Async Cache, and a helper for porting sync code

I’ve been working on adding async support to the caching framework. It is still a work in progress, but I think I’m at a point where I can start getting more eyes on it.

Caching

The actual work to write an async-capable cache backend is actually pretty straightforward, and there are good libraries to make the cache calls asynchronously. The hard part here is API design, how do we provide users with a clean way to access the cache in both sync and async contexts?.

I have implemented a backend for memcached in two ways: one based on the current memcached implementation using sync_to_async and another based on aiocache (which also supports redis and others). This currently works as a proof-of-concept (the code still needs some cleanup) and allows you to call the appropriate sync or async function in the cache framework from either context.

In [1]: from django.core.cache import cache
In [2]: cache.set('from_sync', 1)

PROMPT
Answer these about the async cache post:
(a) According to the post, what is the hard part of writing an async-capable cache backend?
(b) What two approaches were used to implement the memcached backend?
(c) Which other backend does the post name as supported by aiocache?

RECORDED INFORMATION
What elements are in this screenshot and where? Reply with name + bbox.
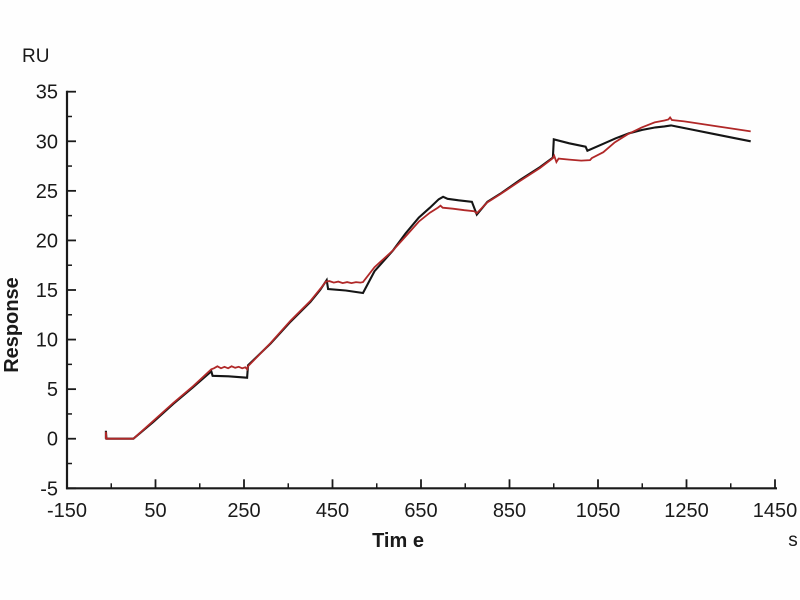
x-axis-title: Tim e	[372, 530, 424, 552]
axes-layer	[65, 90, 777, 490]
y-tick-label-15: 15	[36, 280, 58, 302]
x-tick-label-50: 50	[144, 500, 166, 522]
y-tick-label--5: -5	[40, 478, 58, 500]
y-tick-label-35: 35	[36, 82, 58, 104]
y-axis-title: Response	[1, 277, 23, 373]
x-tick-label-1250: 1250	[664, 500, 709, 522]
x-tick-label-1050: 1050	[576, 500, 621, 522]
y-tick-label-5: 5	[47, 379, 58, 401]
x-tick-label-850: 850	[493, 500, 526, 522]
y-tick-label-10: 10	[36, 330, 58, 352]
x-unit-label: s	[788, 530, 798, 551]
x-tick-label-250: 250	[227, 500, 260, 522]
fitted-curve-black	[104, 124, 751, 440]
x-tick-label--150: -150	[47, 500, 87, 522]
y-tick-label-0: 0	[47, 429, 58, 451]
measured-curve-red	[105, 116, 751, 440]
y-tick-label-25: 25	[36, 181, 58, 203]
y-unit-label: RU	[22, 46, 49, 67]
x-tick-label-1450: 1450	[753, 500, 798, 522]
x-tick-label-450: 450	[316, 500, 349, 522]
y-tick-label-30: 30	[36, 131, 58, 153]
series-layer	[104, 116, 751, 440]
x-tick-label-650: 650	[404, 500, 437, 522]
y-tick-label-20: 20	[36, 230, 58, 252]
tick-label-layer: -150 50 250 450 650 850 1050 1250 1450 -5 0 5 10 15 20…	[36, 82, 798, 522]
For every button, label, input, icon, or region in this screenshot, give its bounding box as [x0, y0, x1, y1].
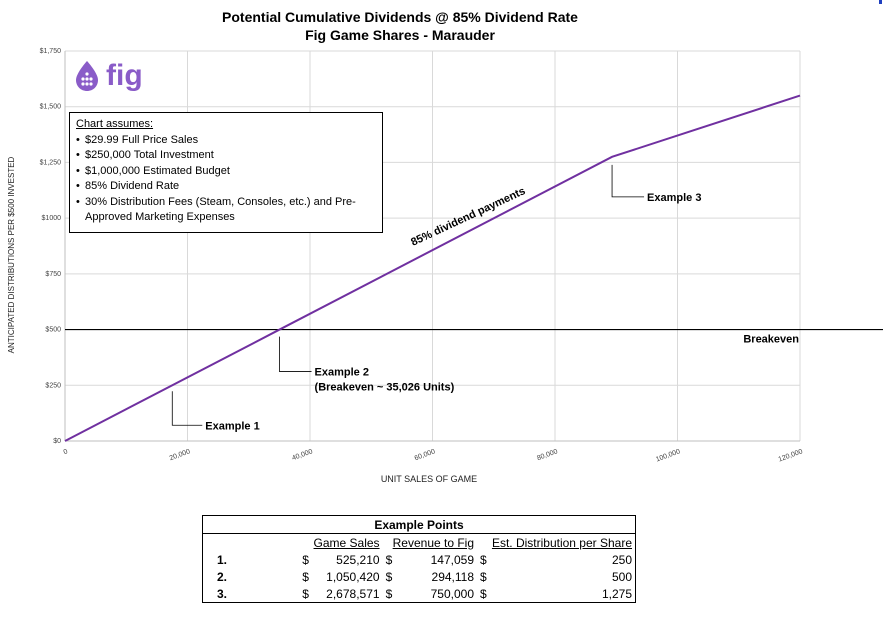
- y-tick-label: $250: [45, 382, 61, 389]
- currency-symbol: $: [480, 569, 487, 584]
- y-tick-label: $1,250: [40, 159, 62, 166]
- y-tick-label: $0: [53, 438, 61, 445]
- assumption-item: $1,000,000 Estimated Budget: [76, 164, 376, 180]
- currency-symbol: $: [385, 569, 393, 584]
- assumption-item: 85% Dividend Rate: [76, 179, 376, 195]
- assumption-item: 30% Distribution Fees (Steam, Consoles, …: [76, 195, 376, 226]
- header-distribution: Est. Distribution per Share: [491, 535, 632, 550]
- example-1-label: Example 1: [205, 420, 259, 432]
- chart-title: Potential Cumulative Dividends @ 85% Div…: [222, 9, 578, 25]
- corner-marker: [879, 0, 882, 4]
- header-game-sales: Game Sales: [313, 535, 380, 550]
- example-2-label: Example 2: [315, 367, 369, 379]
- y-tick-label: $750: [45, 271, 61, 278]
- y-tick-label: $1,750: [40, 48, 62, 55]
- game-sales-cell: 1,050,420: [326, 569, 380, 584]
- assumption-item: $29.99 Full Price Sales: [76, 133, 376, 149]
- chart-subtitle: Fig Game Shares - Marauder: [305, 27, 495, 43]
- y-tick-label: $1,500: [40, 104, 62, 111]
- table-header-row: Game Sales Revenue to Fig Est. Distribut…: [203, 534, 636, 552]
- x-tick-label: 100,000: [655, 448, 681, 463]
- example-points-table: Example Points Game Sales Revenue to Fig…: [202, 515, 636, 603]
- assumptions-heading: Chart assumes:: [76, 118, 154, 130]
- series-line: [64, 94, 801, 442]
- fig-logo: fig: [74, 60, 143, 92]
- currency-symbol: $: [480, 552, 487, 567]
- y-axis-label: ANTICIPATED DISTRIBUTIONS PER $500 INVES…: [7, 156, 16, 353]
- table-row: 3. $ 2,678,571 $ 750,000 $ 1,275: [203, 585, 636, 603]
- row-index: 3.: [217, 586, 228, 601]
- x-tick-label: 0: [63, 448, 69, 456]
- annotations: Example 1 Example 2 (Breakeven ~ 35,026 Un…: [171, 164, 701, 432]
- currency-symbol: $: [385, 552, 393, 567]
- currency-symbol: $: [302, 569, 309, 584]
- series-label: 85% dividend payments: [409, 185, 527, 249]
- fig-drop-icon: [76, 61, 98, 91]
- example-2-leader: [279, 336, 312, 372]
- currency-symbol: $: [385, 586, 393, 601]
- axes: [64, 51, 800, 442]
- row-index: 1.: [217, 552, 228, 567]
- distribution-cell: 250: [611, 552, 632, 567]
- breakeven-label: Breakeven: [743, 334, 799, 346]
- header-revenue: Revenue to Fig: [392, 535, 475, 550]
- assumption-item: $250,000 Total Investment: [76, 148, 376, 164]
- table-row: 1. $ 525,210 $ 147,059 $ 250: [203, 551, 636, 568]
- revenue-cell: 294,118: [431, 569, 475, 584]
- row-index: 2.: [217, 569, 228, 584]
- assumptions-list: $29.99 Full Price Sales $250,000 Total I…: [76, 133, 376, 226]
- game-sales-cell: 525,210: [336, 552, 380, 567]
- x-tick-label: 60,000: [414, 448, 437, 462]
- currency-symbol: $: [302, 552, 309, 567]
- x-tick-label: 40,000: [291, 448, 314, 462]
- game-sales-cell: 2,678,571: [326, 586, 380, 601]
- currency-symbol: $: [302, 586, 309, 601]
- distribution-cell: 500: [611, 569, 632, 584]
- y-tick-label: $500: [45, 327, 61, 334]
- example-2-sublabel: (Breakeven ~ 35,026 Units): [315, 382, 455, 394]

THE SOLUTION
(a) API design: giving users a clean way to access the cache in both sync and async contexts.
(b) One based on the current memcached implementation using sync_to_async, and another based on aiocache.
(c) Redis.